Figure dataset records
((

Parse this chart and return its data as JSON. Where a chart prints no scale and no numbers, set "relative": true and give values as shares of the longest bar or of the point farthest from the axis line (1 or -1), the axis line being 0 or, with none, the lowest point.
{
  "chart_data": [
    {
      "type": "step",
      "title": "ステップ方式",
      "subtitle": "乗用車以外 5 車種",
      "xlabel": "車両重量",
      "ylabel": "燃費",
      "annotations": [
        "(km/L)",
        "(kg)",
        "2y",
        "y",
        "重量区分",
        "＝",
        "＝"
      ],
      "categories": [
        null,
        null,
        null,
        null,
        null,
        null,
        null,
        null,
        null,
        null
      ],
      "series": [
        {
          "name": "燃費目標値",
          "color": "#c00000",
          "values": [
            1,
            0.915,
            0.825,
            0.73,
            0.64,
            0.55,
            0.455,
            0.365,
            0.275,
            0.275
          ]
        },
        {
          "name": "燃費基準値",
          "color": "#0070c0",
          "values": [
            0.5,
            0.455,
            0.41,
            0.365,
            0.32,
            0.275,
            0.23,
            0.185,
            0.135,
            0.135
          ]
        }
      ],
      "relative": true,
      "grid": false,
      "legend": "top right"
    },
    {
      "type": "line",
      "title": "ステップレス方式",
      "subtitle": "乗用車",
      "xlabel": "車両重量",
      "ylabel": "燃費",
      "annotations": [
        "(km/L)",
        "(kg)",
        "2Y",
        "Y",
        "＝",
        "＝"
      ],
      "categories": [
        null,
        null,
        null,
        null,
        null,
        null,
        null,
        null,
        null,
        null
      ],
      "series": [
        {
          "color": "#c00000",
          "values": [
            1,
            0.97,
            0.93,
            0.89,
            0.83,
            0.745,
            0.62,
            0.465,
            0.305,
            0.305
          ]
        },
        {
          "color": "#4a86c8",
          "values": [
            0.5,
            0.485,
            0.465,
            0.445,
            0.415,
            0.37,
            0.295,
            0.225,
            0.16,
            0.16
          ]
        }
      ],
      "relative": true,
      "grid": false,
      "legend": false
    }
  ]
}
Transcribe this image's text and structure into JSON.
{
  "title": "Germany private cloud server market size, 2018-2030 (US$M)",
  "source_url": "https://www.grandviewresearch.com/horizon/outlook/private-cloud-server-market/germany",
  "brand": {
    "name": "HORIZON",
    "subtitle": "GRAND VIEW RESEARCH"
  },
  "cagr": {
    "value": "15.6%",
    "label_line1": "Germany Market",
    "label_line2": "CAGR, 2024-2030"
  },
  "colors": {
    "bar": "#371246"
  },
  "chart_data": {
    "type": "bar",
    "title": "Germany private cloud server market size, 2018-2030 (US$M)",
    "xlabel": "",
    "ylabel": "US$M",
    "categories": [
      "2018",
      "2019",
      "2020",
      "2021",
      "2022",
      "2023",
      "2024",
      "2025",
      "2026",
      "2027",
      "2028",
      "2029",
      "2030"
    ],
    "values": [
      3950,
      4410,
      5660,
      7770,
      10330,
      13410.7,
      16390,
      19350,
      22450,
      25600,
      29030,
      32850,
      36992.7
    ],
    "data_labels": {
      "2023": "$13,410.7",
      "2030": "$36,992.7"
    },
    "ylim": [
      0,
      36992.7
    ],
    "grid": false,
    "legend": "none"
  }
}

))

Count the lines of the listing above that include the word "none" and state the total with nothing else.

2